-- start EXTRACTED MATERIAL --

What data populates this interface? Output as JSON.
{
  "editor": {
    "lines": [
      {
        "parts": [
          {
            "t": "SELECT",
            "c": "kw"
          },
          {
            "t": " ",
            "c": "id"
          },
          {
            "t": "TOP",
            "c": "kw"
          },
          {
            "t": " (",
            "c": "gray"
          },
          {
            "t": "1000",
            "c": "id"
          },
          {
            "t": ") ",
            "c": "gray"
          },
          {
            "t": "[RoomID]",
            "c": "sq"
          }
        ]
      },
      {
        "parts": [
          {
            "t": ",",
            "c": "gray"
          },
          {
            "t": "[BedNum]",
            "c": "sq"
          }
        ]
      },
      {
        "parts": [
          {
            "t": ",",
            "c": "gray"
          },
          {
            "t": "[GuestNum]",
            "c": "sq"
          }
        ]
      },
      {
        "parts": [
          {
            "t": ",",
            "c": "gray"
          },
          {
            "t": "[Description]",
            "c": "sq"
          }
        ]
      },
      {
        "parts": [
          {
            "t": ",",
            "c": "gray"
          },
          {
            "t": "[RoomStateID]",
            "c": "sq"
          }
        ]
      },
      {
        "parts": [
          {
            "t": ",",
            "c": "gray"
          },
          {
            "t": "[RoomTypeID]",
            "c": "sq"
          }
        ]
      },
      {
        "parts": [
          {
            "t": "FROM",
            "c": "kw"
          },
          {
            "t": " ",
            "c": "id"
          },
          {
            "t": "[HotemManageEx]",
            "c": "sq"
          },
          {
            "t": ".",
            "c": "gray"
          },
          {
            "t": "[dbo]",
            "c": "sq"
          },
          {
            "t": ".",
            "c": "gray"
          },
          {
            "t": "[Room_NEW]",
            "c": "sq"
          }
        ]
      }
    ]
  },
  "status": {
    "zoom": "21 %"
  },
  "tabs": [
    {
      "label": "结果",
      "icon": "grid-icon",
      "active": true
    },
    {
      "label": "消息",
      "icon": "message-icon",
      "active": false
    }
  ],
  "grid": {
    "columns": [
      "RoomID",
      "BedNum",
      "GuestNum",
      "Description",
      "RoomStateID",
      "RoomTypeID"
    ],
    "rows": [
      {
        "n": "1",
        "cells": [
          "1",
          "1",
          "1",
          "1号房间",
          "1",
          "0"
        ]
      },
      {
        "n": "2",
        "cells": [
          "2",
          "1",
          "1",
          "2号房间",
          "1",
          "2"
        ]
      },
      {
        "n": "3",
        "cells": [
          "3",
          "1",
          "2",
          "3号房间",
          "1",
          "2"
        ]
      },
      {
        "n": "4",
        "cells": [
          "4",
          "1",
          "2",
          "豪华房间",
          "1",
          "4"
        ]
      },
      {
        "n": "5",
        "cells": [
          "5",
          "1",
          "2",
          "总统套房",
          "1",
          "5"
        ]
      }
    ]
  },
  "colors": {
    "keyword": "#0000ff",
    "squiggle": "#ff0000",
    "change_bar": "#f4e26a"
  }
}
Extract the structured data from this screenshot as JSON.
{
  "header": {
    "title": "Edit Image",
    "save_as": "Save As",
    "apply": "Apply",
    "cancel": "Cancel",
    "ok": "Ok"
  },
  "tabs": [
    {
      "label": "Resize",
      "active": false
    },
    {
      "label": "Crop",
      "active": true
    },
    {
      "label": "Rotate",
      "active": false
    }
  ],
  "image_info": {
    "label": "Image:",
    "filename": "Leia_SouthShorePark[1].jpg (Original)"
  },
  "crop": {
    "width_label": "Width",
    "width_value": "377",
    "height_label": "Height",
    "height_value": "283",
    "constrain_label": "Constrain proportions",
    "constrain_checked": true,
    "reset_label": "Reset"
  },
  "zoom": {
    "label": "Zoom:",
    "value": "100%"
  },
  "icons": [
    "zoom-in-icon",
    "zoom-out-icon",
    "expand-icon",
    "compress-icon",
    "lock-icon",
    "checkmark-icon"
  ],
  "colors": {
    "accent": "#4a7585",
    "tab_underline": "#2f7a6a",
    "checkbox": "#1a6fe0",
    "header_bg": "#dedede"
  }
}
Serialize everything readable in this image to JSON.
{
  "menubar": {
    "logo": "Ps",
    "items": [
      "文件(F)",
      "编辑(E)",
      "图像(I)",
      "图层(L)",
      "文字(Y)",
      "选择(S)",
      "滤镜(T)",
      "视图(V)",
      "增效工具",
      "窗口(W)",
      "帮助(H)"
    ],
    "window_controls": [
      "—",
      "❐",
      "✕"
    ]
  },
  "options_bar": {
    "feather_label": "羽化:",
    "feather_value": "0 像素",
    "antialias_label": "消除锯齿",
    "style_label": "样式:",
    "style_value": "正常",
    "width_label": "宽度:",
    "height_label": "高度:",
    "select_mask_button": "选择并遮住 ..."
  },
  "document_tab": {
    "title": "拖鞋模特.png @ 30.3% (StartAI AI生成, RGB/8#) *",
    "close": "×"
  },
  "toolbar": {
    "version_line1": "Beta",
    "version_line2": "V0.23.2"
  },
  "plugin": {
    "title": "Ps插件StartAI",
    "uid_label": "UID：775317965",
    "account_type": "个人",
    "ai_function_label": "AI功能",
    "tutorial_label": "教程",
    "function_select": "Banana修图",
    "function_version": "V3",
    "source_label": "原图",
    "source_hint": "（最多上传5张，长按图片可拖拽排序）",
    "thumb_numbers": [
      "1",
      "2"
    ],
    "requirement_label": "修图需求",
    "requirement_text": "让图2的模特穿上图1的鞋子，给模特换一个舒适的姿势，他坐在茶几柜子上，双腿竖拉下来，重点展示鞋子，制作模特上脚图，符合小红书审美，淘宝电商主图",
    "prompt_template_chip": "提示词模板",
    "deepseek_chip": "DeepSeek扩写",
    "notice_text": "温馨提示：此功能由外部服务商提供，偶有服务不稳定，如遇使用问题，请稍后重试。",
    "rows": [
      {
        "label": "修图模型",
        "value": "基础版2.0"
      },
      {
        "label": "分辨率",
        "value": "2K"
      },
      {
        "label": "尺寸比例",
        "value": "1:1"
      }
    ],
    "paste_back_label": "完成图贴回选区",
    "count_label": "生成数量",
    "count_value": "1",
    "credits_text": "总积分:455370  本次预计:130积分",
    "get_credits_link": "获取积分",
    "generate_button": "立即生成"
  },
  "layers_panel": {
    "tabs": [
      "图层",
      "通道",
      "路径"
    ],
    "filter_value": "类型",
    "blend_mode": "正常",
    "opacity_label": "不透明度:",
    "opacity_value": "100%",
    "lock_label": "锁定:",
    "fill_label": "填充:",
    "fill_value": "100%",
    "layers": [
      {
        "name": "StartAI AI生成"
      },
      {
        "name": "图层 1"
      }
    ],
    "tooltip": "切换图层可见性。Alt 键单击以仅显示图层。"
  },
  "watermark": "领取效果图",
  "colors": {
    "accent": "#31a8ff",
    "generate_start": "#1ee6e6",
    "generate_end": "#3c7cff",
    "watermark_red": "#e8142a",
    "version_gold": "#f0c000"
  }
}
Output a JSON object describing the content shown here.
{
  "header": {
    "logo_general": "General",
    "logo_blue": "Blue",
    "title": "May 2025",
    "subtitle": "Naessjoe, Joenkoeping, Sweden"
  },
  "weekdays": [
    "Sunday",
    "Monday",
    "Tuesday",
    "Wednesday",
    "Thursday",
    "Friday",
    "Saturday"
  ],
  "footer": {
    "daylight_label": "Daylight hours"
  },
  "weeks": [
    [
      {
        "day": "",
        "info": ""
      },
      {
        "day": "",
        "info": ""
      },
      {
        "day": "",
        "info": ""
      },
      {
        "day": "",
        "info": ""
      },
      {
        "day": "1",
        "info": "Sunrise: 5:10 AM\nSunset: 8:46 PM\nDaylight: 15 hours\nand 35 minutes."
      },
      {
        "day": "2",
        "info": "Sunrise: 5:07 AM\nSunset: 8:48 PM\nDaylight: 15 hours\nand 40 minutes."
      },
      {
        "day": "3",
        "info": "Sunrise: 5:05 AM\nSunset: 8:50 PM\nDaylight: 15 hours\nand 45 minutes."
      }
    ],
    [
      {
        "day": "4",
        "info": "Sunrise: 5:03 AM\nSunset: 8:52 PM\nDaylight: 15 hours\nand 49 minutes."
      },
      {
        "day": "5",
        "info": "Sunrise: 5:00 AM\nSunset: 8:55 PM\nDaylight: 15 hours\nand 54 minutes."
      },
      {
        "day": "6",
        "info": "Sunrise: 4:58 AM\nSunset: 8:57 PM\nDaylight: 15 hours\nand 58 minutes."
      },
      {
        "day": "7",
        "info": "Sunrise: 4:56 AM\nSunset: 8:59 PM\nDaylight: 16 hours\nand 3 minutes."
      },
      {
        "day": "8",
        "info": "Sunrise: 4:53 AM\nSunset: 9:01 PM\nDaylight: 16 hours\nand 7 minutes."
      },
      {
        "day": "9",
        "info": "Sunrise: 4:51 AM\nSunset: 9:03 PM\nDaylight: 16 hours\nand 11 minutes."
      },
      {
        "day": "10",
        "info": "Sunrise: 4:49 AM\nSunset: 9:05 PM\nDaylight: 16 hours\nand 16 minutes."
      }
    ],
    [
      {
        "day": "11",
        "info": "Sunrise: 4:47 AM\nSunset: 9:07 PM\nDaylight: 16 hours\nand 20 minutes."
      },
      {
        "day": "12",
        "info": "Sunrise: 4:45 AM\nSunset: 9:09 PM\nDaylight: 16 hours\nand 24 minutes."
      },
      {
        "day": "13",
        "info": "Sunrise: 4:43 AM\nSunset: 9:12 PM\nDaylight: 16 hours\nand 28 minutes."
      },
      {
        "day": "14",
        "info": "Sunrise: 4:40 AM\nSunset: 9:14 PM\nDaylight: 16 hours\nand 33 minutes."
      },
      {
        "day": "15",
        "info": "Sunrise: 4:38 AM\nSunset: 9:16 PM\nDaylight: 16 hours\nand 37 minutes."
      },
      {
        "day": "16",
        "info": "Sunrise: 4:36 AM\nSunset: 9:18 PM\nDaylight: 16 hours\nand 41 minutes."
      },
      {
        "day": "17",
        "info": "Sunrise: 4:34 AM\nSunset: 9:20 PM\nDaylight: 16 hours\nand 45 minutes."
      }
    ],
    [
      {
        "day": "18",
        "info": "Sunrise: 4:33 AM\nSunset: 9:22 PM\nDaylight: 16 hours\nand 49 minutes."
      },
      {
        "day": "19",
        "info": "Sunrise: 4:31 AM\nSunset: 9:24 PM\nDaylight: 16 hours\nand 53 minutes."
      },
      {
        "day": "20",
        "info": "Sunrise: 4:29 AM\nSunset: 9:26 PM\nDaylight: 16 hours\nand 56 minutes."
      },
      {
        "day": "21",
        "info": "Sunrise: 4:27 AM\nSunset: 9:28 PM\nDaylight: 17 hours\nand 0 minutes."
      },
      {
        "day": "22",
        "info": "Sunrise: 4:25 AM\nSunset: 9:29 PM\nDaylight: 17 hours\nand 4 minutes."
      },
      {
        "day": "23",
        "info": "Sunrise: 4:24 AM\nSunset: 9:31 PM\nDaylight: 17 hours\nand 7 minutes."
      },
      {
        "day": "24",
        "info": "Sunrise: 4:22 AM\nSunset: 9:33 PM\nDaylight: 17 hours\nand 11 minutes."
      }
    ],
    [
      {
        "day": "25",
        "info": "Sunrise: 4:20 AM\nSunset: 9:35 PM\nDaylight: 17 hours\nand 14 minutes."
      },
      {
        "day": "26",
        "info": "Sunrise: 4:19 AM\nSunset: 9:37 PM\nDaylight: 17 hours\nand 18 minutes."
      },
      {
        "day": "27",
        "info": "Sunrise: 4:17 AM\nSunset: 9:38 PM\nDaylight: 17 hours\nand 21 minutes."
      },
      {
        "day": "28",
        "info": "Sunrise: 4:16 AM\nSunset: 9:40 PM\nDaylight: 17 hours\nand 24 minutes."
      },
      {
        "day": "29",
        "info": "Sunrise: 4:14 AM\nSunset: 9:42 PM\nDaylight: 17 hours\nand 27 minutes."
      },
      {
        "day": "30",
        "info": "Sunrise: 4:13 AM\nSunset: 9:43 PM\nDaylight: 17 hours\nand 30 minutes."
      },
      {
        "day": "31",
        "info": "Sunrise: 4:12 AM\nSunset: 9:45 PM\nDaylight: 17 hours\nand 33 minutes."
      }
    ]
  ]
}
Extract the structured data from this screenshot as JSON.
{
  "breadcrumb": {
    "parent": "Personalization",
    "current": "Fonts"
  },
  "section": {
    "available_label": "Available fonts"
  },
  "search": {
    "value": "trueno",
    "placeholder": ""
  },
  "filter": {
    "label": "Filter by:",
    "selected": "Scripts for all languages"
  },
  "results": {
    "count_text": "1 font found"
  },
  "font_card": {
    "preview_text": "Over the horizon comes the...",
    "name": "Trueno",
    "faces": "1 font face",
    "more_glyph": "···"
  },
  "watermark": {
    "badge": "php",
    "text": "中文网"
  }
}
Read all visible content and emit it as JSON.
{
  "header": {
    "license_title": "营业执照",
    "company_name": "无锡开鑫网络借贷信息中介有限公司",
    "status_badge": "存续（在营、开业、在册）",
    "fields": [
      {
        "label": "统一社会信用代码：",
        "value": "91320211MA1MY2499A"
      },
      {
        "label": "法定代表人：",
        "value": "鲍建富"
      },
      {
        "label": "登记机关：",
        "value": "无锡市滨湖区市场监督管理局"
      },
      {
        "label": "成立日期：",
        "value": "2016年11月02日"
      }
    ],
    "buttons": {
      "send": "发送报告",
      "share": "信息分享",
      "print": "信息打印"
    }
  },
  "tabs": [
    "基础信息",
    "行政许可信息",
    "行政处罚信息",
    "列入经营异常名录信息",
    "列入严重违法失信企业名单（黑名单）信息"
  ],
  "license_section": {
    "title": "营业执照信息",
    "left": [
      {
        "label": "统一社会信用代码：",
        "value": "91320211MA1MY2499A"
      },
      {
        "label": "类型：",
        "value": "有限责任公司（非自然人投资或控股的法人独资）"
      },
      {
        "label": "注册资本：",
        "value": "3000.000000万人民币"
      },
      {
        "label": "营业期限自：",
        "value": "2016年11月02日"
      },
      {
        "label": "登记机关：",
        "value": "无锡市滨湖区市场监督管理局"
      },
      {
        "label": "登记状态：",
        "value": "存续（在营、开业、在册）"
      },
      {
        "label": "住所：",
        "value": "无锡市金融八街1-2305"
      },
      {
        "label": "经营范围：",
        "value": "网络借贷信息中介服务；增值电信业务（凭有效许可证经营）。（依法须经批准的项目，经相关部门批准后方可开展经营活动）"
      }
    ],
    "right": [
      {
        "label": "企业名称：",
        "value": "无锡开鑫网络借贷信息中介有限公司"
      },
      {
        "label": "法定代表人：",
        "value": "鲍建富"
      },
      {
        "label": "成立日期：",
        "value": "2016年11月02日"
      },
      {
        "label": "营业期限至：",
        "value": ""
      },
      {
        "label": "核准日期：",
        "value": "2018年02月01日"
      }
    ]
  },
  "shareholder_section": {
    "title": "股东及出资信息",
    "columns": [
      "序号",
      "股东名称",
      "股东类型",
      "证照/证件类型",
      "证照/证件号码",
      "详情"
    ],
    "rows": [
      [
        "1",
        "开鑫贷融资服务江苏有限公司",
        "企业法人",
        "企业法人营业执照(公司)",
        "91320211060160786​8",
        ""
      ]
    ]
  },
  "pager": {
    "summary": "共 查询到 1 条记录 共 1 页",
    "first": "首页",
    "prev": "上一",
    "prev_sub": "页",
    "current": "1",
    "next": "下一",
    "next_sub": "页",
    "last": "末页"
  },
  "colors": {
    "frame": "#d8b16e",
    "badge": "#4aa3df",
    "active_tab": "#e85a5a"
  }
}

-- end EXTRACTED MATERIAL --

THE PROBLEM: What is the number of lines above that contain "AI生成"? Answer with that number only.

SOLVED EXERCISE: 2